State how many lines of the entries below hold the word "What"; reply with nothing but the number.

▶ Exercise inputs
○ ○ ○ ○ ○ ○ ○
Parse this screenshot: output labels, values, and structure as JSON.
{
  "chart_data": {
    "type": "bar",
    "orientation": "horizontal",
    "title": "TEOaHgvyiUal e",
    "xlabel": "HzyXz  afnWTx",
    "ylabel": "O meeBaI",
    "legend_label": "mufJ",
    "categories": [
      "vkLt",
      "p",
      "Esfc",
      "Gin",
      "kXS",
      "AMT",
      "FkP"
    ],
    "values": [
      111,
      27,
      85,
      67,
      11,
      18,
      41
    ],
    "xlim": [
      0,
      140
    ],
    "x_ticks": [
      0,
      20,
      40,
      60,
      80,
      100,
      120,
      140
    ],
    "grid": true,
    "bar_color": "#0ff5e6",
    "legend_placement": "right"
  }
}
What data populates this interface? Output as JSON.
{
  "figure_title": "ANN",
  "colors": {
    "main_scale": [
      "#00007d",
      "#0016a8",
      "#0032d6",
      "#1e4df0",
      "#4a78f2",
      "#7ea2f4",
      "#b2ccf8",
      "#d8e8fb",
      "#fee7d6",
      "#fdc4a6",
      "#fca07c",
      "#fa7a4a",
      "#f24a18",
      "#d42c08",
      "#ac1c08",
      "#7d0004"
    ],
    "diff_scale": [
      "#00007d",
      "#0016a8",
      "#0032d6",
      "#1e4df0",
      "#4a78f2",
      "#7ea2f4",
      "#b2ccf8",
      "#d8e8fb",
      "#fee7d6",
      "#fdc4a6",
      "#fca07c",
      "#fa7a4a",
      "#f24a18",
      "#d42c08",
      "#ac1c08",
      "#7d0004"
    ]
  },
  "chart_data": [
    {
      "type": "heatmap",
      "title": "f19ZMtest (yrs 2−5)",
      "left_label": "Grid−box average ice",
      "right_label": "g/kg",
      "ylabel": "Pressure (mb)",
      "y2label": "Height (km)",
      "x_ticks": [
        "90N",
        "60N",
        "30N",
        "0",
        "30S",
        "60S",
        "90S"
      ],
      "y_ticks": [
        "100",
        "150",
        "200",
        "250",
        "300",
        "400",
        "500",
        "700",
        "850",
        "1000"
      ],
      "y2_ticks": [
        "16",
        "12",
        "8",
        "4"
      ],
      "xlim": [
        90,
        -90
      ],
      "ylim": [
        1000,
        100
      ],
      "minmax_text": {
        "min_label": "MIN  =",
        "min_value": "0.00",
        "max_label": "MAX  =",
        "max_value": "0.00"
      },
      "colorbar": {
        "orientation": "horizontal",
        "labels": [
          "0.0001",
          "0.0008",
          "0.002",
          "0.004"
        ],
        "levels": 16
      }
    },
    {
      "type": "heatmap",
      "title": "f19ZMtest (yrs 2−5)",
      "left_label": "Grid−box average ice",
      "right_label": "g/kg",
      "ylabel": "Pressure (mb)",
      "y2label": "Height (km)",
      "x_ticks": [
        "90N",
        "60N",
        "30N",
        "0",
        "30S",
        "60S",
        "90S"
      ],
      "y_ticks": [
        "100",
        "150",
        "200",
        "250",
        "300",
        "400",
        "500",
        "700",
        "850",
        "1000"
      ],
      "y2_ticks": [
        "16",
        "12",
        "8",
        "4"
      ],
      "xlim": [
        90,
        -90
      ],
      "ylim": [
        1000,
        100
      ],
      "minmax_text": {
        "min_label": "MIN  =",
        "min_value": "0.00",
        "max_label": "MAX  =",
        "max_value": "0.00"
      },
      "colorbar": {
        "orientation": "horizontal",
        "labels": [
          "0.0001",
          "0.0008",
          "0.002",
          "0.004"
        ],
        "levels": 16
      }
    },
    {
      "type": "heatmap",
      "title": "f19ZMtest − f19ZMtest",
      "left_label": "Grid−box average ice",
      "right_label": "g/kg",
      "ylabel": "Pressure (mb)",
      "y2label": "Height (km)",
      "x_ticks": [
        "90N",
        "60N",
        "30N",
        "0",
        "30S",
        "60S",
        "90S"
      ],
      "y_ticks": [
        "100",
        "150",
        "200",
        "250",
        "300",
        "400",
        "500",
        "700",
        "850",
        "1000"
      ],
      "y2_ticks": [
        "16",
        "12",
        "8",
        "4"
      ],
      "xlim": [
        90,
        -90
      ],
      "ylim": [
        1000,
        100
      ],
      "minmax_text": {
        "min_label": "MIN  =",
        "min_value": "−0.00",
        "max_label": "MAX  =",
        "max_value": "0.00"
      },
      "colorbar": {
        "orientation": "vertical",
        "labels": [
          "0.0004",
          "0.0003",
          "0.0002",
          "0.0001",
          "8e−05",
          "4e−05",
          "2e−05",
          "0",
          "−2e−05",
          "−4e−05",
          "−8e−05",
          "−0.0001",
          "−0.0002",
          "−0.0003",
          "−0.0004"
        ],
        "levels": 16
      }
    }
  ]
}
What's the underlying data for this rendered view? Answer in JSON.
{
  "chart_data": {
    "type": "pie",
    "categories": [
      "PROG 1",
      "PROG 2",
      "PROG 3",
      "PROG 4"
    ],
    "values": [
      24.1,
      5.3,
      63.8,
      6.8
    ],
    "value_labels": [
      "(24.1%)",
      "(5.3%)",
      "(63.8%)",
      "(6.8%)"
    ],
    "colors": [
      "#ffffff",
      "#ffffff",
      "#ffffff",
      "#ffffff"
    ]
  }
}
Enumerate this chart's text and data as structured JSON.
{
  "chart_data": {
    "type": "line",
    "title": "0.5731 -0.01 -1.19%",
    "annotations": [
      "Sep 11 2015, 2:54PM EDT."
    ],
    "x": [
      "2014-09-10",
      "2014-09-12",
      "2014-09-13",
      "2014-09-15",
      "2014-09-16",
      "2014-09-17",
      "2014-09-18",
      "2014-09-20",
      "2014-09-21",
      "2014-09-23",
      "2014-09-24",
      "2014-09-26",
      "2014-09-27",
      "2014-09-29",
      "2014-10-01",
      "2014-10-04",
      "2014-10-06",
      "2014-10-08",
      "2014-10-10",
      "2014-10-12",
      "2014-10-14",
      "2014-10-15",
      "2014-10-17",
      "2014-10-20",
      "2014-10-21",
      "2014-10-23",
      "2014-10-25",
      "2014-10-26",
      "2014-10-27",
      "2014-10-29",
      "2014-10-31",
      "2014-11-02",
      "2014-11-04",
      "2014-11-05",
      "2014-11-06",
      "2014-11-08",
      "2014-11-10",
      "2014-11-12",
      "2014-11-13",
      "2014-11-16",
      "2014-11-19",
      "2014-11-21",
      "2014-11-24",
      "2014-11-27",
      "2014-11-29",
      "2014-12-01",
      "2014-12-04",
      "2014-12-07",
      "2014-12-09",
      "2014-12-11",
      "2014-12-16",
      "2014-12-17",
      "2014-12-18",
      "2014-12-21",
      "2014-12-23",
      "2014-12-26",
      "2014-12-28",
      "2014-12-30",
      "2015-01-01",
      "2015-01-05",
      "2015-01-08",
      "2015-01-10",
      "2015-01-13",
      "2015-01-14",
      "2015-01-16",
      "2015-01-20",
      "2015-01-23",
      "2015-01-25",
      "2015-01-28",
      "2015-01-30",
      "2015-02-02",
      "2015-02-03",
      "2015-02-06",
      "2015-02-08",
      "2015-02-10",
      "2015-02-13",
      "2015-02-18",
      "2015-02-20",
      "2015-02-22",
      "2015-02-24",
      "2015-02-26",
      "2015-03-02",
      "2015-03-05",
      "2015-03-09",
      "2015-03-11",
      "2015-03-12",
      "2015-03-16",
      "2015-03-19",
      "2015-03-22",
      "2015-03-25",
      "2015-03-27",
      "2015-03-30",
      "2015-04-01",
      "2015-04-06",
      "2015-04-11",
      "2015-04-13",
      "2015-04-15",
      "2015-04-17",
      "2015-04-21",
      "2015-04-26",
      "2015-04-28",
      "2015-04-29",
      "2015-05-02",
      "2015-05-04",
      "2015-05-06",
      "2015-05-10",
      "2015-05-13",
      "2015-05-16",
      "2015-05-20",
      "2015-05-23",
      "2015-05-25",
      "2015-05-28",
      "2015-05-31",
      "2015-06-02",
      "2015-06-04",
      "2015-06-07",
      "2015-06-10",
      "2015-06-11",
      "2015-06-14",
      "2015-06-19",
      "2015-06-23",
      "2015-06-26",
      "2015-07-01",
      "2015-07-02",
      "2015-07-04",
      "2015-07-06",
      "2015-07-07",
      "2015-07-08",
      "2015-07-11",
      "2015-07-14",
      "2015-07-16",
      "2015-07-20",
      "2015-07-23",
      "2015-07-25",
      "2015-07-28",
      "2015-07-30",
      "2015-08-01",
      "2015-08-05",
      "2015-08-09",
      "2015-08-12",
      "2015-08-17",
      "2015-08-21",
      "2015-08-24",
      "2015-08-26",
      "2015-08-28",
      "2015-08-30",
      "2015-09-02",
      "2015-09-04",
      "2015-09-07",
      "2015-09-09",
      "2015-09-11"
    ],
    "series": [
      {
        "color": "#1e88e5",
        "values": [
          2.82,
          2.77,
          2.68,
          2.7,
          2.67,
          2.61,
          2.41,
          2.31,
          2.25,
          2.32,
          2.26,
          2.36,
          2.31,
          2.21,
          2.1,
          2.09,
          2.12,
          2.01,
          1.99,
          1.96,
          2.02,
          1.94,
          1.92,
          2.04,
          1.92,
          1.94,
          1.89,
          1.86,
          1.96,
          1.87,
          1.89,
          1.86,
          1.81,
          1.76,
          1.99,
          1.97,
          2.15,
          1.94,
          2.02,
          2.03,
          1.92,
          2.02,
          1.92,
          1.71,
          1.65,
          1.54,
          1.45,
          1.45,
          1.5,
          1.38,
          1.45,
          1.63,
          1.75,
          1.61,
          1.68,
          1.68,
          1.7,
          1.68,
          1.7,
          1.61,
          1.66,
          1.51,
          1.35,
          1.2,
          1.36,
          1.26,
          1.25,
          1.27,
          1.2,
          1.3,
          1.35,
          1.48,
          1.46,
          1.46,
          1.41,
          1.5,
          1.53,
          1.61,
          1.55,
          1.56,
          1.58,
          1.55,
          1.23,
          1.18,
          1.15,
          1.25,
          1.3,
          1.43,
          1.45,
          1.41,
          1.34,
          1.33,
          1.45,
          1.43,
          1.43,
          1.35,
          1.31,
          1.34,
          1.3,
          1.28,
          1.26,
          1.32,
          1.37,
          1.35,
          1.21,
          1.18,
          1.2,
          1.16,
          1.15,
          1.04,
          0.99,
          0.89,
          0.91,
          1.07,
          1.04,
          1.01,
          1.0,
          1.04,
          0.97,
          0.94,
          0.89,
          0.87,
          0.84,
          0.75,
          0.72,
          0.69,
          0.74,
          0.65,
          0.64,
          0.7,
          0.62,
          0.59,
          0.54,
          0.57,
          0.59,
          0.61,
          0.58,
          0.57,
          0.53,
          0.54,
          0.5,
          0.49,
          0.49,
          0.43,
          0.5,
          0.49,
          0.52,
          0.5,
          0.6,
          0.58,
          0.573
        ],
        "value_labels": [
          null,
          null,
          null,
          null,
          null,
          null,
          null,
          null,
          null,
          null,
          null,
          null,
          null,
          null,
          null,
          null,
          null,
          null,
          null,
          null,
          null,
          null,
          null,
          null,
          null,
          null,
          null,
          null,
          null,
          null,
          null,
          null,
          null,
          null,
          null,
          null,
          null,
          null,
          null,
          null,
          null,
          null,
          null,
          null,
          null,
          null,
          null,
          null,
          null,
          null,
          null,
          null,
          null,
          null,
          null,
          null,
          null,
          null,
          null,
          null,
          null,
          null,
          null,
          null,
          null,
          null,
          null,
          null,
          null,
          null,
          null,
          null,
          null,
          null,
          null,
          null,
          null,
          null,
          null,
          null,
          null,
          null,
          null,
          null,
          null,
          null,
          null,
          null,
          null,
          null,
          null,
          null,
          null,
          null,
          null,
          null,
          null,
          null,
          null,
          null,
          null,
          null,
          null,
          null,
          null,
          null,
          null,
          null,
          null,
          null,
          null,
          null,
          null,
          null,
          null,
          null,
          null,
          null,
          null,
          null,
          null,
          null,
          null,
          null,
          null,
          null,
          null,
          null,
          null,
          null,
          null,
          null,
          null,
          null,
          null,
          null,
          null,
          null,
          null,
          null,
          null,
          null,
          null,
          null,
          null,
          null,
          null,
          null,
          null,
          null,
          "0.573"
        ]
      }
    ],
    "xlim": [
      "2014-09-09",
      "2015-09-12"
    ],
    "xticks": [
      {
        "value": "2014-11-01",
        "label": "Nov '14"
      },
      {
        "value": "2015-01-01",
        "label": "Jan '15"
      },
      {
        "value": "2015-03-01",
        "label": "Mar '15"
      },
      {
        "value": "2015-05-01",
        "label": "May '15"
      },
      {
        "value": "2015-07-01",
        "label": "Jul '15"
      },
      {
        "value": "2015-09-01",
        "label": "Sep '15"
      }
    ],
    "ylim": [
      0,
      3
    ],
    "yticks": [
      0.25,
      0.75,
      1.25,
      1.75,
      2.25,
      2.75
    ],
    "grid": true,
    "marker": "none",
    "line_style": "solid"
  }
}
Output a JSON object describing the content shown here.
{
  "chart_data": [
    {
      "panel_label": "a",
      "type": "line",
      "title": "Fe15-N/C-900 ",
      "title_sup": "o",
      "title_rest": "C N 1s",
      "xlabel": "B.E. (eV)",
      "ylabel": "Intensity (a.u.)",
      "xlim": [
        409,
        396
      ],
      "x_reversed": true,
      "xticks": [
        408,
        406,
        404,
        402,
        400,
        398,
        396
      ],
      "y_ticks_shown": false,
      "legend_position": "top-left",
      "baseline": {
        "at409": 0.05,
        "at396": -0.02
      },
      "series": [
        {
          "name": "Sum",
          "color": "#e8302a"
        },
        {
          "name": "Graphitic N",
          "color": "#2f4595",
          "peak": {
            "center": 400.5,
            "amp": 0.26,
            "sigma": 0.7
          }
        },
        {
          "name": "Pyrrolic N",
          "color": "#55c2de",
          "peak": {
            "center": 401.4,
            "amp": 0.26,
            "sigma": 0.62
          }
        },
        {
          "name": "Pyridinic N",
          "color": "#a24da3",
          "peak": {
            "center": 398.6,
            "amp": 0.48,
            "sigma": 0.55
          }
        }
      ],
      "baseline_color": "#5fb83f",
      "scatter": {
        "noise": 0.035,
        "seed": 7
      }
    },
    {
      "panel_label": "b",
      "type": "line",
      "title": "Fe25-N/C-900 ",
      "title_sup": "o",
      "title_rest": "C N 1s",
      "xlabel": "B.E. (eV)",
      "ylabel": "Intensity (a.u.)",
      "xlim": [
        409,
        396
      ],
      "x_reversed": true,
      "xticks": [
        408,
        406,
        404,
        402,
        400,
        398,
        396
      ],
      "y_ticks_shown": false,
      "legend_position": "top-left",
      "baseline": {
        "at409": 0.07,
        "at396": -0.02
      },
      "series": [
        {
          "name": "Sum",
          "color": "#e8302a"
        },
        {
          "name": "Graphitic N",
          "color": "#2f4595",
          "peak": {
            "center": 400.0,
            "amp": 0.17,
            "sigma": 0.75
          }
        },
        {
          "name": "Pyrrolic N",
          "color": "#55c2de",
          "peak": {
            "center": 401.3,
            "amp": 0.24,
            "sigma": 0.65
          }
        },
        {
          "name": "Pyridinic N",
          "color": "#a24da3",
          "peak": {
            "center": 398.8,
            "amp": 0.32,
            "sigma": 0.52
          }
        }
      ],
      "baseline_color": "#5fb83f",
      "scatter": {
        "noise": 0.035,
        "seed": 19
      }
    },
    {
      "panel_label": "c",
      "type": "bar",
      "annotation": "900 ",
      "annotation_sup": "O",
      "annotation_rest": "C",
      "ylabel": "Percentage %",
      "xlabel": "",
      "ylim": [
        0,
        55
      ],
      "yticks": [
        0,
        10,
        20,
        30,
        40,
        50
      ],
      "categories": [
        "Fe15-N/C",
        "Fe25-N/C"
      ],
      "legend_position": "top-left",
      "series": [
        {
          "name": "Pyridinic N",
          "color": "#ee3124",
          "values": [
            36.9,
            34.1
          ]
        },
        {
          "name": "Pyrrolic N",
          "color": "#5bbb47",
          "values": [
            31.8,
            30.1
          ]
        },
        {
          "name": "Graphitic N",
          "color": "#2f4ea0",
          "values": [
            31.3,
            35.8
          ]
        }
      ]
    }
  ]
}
○ ○ ○ ○ ○ ○ ○
▶ Result of this task
2